▸ **TASK TO CARRY OUT**
All the records that follow need to be reproduced exactly. Omit the images.
******
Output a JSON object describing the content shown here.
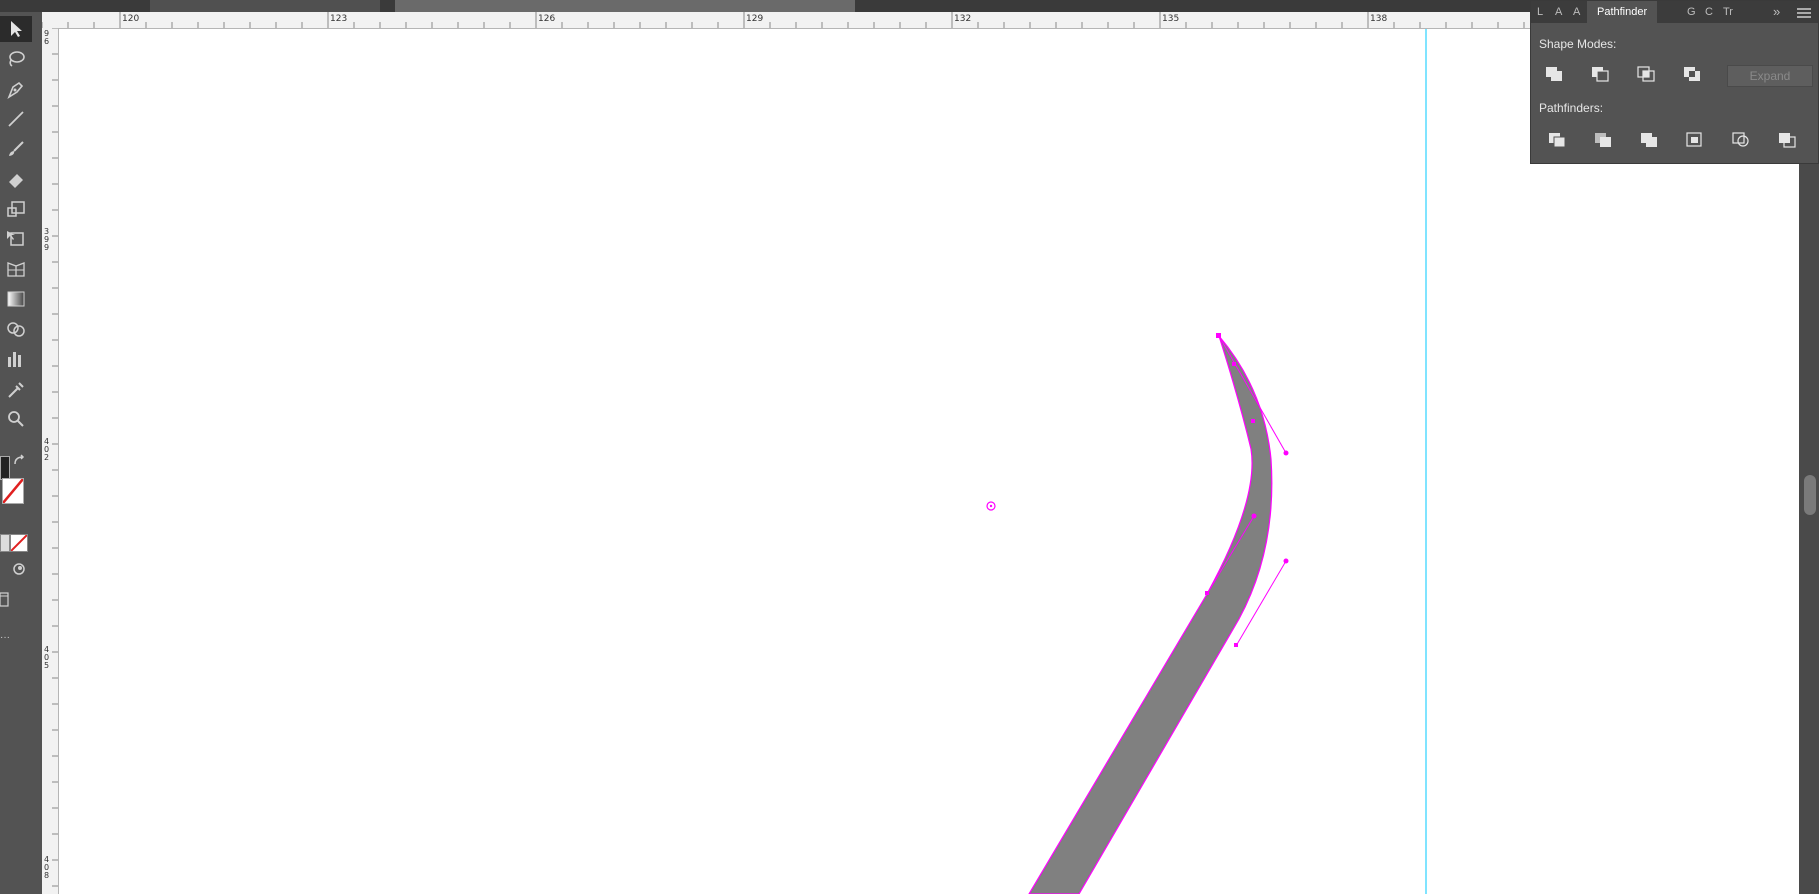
{
  "panel": {
    "tabs": [
      {
        "label": "L"
      },
      {
        "label": "A"
      },
      {
        "label": "A"
      },
      {
        "label": "Pathfinder"
      },
      {
        "label": "G"
      },
      {
        "label": "C"
      },
      {
        "label": "Tr"
      }
    ],
    "more_tabs_label": "»",
    "menu_icon": "hamburger-menu-icon",
    "shape_modes_label": "Shape Modes:",
    "pathfinders_label": "Pathfinders:",
    "expand_label": "Expand",
    "shape_mode_icons": [
      "unite-icon",
      "minus-front-icon",
      "intersect-icon",
      "exclude-icon"
    ],
    "pathfinder_icons": [
      "divide-icon",
      "trim-icon",
      "merge-icon",
      "crop-icon",
      "outline-icon",
      "minus-back-icon"
    ]
  },
  "ruler": {
    "top_labels": [
      "120",
      "123",
      "126",
      "129",
      "132",
      "135",
      "138"
    ],
    "left_labels": [
      "96",
      "399",
      "402",
      "405",
      "408"
    ]
  },
  "tools": [
    "selection-tool-icon",
    "lasso-tool-icon",
    "pen-tool-icon",
    "line-tool-icon",
    "paintbrush-tool-icon",
    "eraser-tool-icon",
    "scale-tool-icon",
    "free-transform-tool-icon",
    "perspective-grid-tool-icon",
    "gradient-tool-icon",
    "shape-builder-tool-icon",
    "column-graph-tool-icon",
    "eyedropper-tool-icon",
    "zoom-tool-icon"
  ],
  "colors": {
    "path_selection": "#ff00ff",
    "shape_fill": "#808080",
    "guide": "#00c8ff",
    "artboard": "#ffffff",
    "ui_background": "#535353"
  }
}
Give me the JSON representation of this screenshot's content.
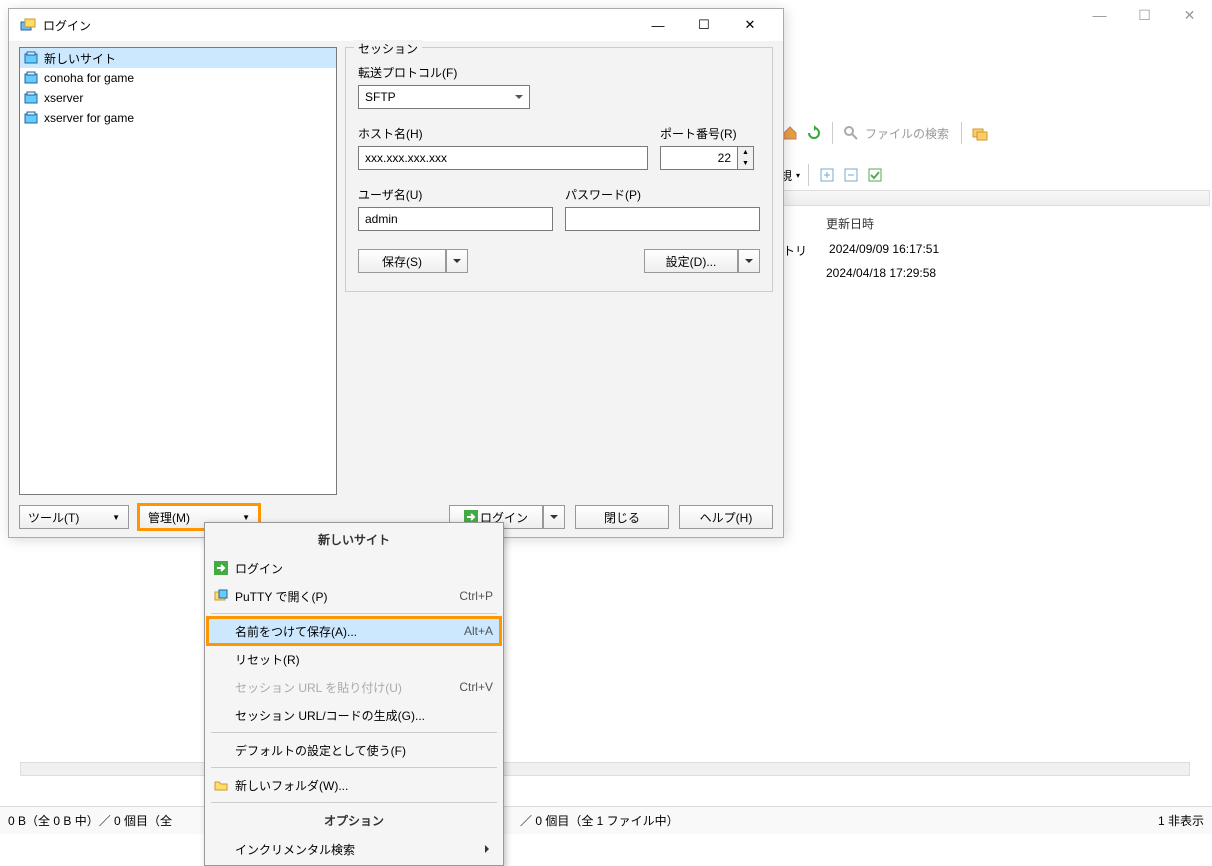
{
  "bgWindow": {
    "toolbar": {
      "searchLabel": "ファイルの検索",
      "newLabel": "規"
    },
    "list": {
      "header": "更新日時",
      "row1tag": "トリ",
      "row1date": "2024/09/09 16:17:51",
      "row2date": "2024/04/18 17:29:58"
    },
    "status": {
      "left": "0 B（全 0 B 中）／ 0 個目（全",
      "center": "／ 0 個目（全 1 ファイル中）",
      "right": "1 非表示"
    }
  },
  "dialog": {
    "title": "ログイン",
    "sites": [
      {
        "label": "新しいサイト",
        "type": "new",
        "selected": true
      },
      {
        "label": "conoha for game",
        "type": "site",
        "selected": false
      },
      {
        "label": "xserver",
        "type": "site",
        "selected": false
      },
      {
        "label": "xserver for game",
        "type": "site",
        "selected": false
      }
    ],
    "session": {
      "legend": "セッション",
      "protocolLabel": "転送プロトコル(F)",
      "protocolValue": "SFTP",
      "hostLabel": "ホスト名(H)",
      "hostValue": "xxx.xxx.xxx.xxx",
      "portLabel": "ポート番号(R)",
      "portValue": "22",
      "userLabel": "ユーザ名(U)",
      "userValue": "admin",
      "passLabel": "パスワード(P)",
      "passValue": "",
      "saveBtn": "保存(S)",
      "advancedBtn": "設定(D)..."
    },
    "footer": {
      "tools": "ツール(T)",
      "manage": "管理(M)",
      "login": "ログイン",
      "close": "閉じる",
      "help": "ヘルプ(H)"
    }
  },
  "menu": {
    "title": "新しいサイト",
    "items": [
      {
        "label": "ログイン",
        "icon": "login",
        "enabled": true
      },
      {
        "label": "PuTTY で開く(P)",
        "icon": "putty",
        "shortcut": "Ctrl+P",
        "enabled": true
      },
      {
        "sep": true
      },
      {
        "label": "名前をつけて保存(A)...",
        "shortcut": "Alt+A",
        "enabled": true,
        "highlighted": true
      },
      {
        "label": "リセット(R)",
        "enabled": true
      },
      {
        "label": "セッション URL を貼り付け(U)",
        "shortcut": "Ctrl+V",
        "enabled": false
      },
      {
        "label": "セッション URL/コードの生成(G)...",
        "enabled": true
      },
      {
        "sep": true
      },
      {
        "label": "デフォルトの設定として使う(F)",
        "enabled": true
      },
      {
        "sep": true
      },
      {
        "label": "新しいフォルダ(W)...",
        "icon": "folder",
        "enabled": true
      },
      {
        "sep": true
      },
      {
        "label": "オプション",
        "title2": true
      },
      {
        "label": "インクリメンタル検索",
        "sub": true,
        "enabled": true
      }
    ]
  }
}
******
▸ **PROBLEM SOLUTION**
Output a JSON object describing the content shown here.
{
  "panel": {
    "tabs": [
      {
        "label": "L"
      },
      {
        "label": "A"
      },
      {
        "label": "A"
      },
      {
        "label": "Pathfinder"
      },
      {
        "label": "G"
      },
      {
        "label": "C"
      },
      {
        "label": "Tr"
      }
    ],
    "more_tabs_label": "»",
    "menu_icon": "hamburger-menu-icon",
    "shape_modes_label": "Shape Modes:",
    "pathfinders_label": "Pathfinders:",
    "expand_label": "Expand",
    "shape_mode_icons": [
      "unite-icon",
      "minus-front-icon",
      "intersect-icon",
      "exclude-icon"
    ],
    "pathfinder_icons": [
      "divide-icon",
      "trim-icon",
      "merge-icon",
      "crop-icon",
      "outline-icon",
      "minus-back-icon"
    ]
  },
  "ruler": {
    "top_labels": [
      "120",
      "123",
      "126",
      "129",
      "132",
      "135",
      "138"
    ],
    "left_labels": [
      "96",
      "399",
      "402",
      "405",
      "408"
    ]
  },
  "tools": [
    "selection-tool-icon",
    "lasso-tool-icon",
    "pen-tool-icon",
    "line-tool-icon",
    "paintbrush-tool-icon",
    "eraser-tool-icon",
    "scale-tool-icon",
    "free-transform-tool-icon",
    "perspective-grid-tool-icon",
    "gradient-tool-icon",
    "shape-builder-tool-icon",
    "column-graph-tool-icon",
    "eyedropper-tool-icon",
    "zoom-tool-icon"
  ],
  "colors": {
    "path_selection": "#ff00ff",
    "shape_fill": "#808080",
    "guide": "#00c8ff",
    "artboard": "#ffffff",
    "ui_background": "#535353"
  }
}
Give me the JSON representation of this screenshot's content.
{
  "bgWindow": {
    "toolbar": {
      "searchLabel": "ファイルの検索",
      "newLabel": "規"
    },
    "list": {
      "header": "更新日時",
      "row1tag": "トリ",
      "row1date": "2024/09/09 16:17:51",
      "row2date": "2024/04/18 17:29:58"
    },
    "status": {
      "left": "0 B（全 0 B 中）／ 0 個目（全",
      "center": "／ 0 個目（全 1 ファイル中）",
      "right": "1 非表示"
    }
  },
  "dialog": {
    "title": "ログイン",
    "sites": [
      {
        "label": "新しいサイト",
        "type": "new",
        "selected": true
      },
      {
        "label": "conoha for game",
        "type": "site",
        "selected": false
      },
      {
        "label": "xserver",
        "type": "site",
        "selected": false
      },
      {
        "label": "xserver for game",
        "type": "site",
        "selected": false
      }
    ],
    "session": {
      "legend": "セッション",
      "protocolLabel": "転送プロトコル(F)",
      "protocolValue": "SFTP",
      "hostLabel": "ホスト名(H)",
      "hostValue": "xxx.xxx.xxx.xxx",
      "portLabel": "ポート番号(R)",
      "portValue": "22",
      "userLabel": "ユーザ名(U)",
      "userValue": "admin",
      "passLabel": "パスワード(P)",
      "passValue": "",
      "saveBtn": "保存(S)",
      "advancedBtn": "設定(D)..."
    },
    "footer": {
      "tools": "ツール(T)",
      "manage": "管理(M)",
      "login": "ログイン",
      "close": "閉じる",
      "help": "ヘルプ(H)"
    }
  },
  "menu": {
    "title": "新しいサイト",
    "items": [
      {
        "label": "ログイン",
        "icon": "login",
        "enabled": true
      },
      {
        "label": "PuTTY で開く(P)",
        "icon": "putty",
        "shortcut": "Ctrl+P",
        "enabled": true
      },
      {
        "sep": true
      },
      {
        "label": "名前をつけて保存(A)...",
        "shortcut": "Alt+A",
        "enabled": true,
        "highlighted": true
      },
      {
        "label": "リセット(R)",
        "enabled": true
      },
      {
        "label": "セッション URL を貼り付け(U)",
        "shortcut": "Ctrl+V",
        "enabled": false
      },
      {
        "label": "セッション URL/コードの生成(G)...",
        "enabled": true
      },
      {
        "sep": true
      },
      {
        "label": "デフォルトの設定として使う(F)",
        "enabled": true
      },
      {
        "sep": true
      },
      {
        "label": "新しいフォルダ(W)...",
        "icon": "folder",
        "enabled": true
      },
      {
        "sep": true
      },
      {
        "label": "オプション",
        "title2": true
      },
      {
        "label": "インクリメンタル検索",
        "sub": true,
        "enabled": true
      }
    ]
  }
}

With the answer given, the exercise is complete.